§ Exercise prompt
Output every line below exactly.

§ Material to process
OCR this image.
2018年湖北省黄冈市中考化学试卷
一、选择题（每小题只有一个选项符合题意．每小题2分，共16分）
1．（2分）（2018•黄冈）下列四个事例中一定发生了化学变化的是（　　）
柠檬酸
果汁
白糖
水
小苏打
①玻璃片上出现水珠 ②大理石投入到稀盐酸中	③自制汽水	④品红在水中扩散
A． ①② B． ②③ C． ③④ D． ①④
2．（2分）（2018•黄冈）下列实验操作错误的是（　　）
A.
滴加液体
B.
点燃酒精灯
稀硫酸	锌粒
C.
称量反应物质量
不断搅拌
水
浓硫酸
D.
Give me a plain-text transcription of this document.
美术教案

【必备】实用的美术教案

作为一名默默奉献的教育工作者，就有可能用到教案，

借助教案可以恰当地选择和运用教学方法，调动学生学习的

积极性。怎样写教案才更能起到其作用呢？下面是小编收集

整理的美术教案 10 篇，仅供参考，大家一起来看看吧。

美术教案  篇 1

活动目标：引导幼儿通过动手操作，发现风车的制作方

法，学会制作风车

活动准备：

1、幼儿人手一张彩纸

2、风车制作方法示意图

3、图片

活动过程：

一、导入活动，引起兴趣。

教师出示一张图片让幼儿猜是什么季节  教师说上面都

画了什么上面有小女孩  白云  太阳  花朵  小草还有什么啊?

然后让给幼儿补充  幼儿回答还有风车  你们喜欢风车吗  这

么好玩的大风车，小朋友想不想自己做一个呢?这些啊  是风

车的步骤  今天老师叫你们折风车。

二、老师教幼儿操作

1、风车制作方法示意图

§ Final result
OCR this image.
2018年湖北省黄冈市中考化学试卷
一、选择题（每小题只有一个选项符合题意．每小题2分，共16分）
1．（2分）（2018•黄冈）下列四个事例中一定发生了化学变化的是（　　）
柠檬酸
果汁
白糖
水
小苏打
①玻璃片上出现水珠 ②大理石投入到稀盐酸中	③自制汽水	④品红在水中扩散
A． ①② B． ②③ C． ③④ D． ①④
2．（2分）（2018•黄冈）下列实验操作错误的是（　　）
A.
滴加液体
B.
点燃酒精灯
稀硫酸	锌粒
C.
称量反应物质量
不断搅拌
水
浓硫酸
D.
Give me a plain-text transcription of this document.
美术教案

【必备】实用的美术教案

作为一名默默奉献的教育工作者，就有可能用到教案，

借助教案可以恰当地选择和运用教学方法，调动学生学习的

积极性。怎样写教案才更能起到其作用呢？下面是小编收集

整理的美术教案 10 篇，仅供参考，大家一起来看看吧。

美术教案  篇 1

活动目标：引导幼儿通过动手操作，发现风车的制作方

法，学会制作风车

活动准备：

1、幼儿人手一张彩纸

2、风车制作方法示意图

3、图片

活动过程：

一、导入活动，引起兴趣。

教师出示一张图片让幼儿猜是什么季节  教师说上面都

画了什么上面有小女孩  白云  太阳  花朵  小草还有什么啊?

然后让给幼儿补充  幼儿回答还有风车  你们喜欢风车吗  这

么好玩的大风车，小朋友想不想自己做一个呢?这些啊  是风

车的步骤  今天老师叫你们折风车。

二、老师教幼儿操作

1、风车制作方法示意图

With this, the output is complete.